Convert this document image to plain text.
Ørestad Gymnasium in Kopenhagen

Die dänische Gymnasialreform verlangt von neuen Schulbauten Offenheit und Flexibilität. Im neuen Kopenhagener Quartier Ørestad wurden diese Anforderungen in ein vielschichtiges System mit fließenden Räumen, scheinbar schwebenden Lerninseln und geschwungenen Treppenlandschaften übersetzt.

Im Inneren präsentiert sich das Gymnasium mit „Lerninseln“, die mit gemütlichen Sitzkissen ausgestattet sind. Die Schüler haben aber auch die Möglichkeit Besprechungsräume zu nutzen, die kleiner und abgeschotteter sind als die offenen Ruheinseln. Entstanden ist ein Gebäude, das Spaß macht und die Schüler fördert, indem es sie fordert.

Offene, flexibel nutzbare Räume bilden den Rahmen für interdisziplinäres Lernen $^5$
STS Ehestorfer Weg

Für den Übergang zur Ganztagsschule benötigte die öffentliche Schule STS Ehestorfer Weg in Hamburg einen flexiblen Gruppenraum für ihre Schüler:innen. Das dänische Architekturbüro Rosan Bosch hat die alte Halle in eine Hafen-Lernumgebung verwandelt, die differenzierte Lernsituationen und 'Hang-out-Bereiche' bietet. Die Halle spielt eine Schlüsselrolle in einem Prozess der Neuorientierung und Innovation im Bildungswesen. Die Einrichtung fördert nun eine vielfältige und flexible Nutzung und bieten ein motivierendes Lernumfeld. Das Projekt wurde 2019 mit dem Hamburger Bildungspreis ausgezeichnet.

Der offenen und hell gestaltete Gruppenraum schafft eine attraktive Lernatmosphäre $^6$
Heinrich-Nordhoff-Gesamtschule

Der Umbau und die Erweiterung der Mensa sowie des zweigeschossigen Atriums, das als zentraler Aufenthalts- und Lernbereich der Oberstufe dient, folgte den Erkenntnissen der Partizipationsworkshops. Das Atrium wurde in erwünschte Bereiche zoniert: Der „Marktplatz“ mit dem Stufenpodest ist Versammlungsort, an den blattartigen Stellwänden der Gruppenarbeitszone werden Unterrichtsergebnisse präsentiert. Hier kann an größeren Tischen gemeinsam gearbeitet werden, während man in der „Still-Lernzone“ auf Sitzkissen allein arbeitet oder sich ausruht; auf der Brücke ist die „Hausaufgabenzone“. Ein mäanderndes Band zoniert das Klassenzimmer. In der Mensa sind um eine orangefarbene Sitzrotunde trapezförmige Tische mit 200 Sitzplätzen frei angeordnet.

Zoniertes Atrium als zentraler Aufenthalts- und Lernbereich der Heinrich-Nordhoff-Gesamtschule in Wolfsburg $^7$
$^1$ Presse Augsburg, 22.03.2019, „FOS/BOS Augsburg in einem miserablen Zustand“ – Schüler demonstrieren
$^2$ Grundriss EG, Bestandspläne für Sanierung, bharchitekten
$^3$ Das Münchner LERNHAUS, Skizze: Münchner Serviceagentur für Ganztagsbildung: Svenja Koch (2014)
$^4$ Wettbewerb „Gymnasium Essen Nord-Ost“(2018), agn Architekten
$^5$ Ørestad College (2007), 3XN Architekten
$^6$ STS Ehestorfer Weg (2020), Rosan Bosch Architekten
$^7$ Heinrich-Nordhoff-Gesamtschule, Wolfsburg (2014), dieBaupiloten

_____

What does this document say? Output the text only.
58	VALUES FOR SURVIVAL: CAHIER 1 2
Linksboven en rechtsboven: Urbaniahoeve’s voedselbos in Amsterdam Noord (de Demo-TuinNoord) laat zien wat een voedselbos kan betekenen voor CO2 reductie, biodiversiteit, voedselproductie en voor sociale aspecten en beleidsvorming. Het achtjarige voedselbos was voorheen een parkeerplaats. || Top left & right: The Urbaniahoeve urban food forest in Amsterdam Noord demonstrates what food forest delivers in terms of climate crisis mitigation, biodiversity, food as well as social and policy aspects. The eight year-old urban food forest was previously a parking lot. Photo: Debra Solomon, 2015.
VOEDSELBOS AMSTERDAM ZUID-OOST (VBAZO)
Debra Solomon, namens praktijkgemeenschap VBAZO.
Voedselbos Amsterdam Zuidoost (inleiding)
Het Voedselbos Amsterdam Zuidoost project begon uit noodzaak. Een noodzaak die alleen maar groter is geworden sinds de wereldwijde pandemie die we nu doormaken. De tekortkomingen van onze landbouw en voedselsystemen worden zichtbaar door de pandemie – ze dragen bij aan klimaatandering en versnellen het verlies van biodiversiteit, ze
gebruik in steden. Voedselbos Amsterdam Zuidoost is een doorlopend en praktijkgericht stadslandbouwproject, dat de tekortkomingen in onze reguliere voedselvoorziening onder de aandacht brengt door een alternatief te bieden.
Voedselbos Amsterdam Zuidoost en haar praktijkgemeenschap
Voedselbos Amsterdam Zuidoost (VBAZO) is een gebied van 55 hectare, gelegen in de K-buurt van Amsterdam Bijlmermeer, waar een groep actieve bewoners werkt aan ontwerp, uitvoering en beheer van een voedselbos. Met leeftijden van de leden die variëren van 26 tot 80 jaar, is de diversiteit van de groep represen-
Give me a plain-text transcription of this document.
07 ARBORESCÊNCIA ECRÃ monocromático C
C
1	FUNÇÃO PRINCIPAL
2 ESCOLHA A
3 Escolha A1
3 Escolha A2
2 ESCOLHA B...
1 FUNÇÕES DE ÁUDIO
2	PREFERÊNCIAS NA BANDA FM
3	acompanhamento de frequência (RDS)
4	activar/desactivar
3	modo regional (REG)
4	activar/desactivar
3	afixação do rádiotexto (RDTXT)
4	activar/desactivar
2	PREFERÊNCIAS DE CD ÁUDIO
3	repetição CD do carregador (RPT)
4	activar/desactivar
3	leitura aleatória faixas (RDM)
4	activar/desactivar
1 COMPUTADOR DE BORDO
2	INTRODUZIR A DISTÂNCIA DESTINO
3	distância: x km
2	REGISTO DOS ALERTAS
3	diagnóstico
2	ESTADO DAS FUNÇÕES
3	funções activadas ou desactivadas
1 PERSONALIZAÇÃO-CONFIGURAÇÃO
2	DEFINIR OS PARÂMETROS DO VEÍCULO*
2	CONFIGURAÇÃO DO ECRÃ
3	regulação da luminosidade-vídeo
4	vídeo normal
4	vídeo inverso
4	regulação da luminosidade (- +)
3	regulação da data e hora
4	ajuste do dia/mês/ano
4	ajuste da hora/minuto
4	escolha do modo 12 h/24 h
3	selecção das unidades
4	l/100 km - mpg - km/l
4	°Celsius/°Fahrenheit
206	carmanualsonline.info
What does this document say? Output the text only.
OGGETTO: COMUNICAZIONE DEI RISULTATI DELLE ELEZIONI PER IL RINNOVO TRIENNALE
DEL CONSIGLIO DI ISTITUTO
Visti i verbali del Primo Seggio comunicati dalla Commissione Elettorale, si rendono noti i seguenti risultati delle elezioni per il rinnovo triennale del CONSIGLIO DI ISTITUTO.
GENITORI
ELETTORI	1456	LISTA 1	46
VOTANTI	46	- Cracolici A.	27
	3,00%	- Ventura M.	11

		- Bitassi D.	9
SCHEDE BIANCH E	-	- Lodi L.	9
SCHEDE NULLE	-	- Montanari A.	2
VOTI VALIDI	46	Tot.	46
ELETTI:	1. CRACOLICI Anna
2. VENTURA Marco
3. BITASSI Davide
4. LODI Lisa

_____

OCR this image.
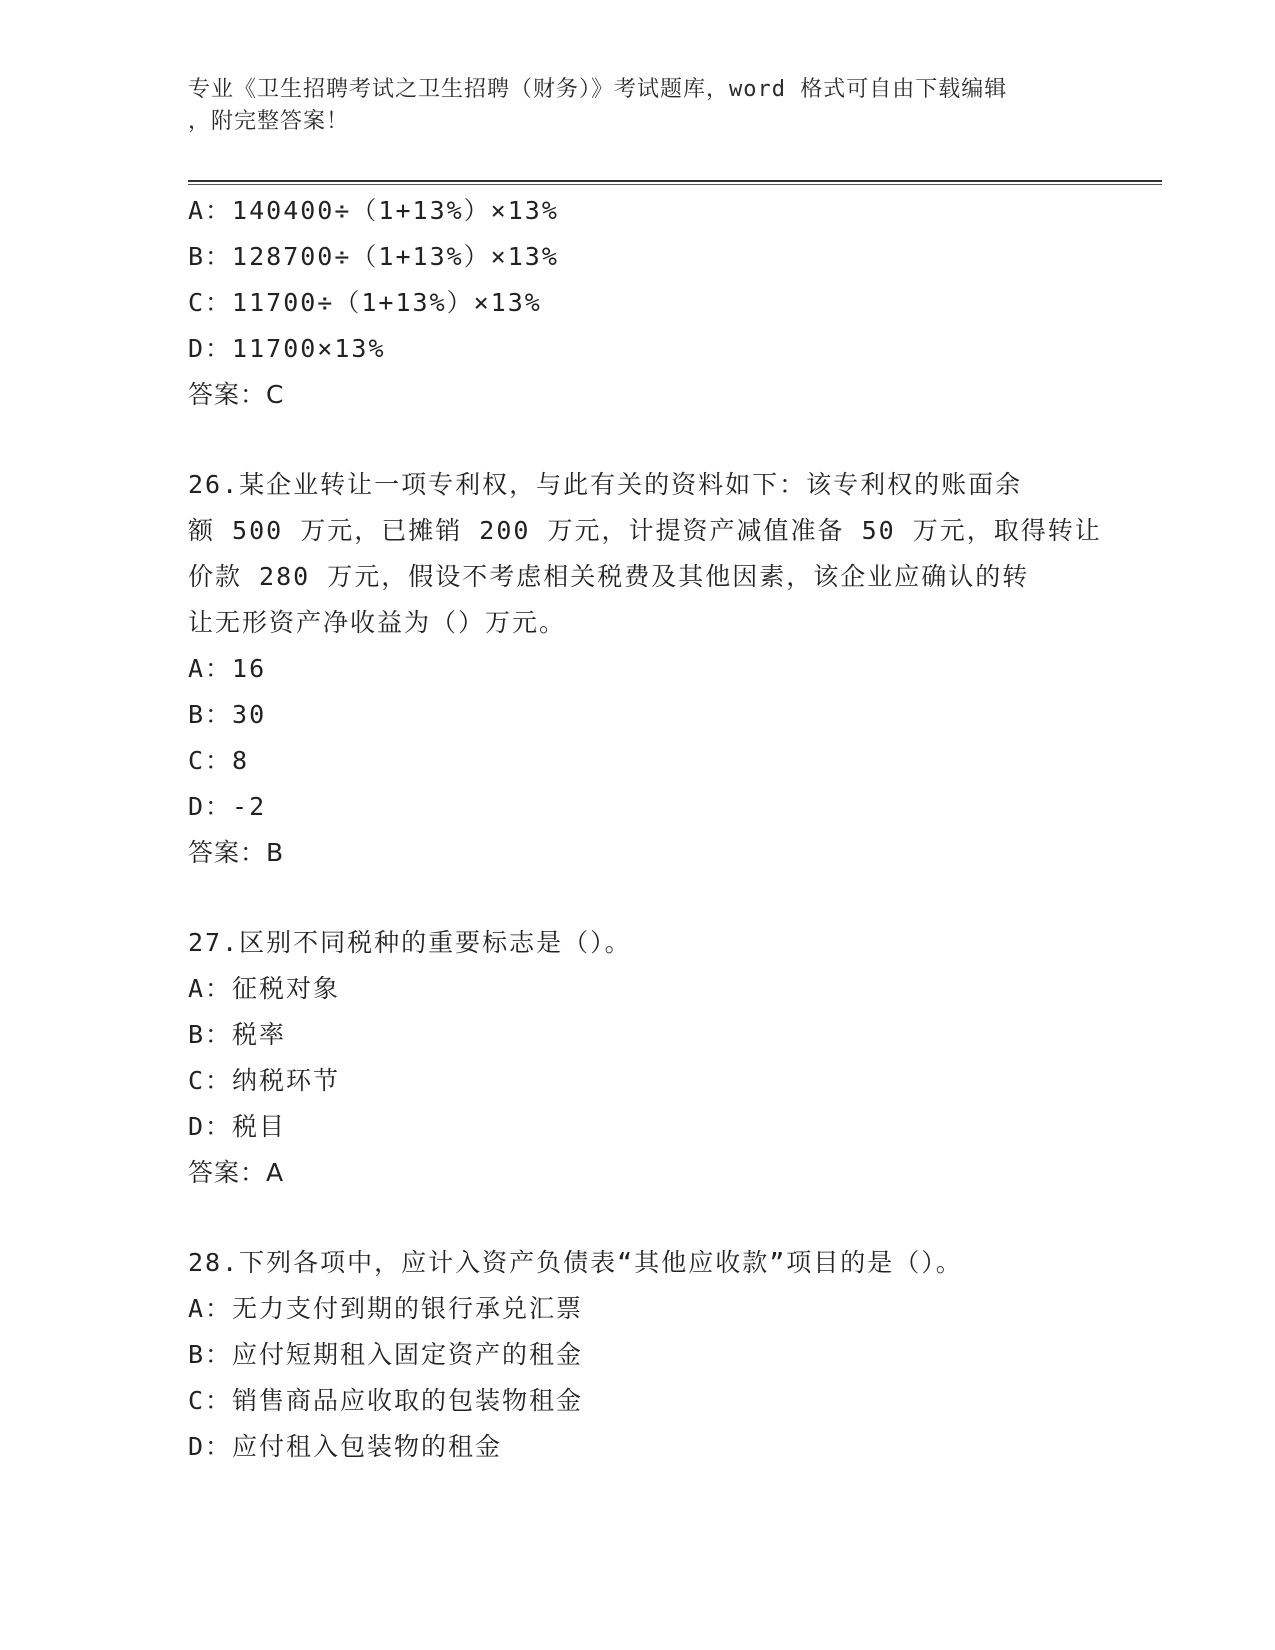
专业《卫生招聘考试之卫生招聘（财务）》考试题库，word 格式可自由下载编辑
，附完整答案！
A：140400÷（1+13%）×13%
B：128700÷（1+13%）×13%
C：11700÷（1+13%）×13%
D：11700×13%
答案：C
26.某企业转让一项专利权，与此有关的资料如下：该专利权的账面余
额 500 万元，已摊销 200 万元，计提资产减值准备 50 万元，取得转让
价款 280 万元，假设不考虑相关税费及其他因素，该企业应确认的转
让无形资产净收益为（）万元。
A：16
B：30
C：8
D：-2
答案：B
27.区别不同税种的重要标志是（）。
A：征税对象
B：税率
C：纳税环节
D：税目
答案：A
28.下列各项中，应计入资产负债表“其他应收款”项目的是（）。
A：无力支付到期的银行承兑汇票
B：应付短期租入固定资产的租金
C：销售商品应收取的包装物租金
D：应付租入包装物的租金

_____

**WHAT IS REQUIRED**:
Point out every line holding the string "CONSIGLIO" and copy it.

**OUTPUT OF THE TASK**:
DEL CONSIGLIO DI ISTITUTO
Visti i verbali del Primo Seggio comunicati dalla Commissione Elettorale, si rendono noti i seguenti risultati delle elezioni per il rinnovo triennale del CONSIGLIO DI ISTITUTO.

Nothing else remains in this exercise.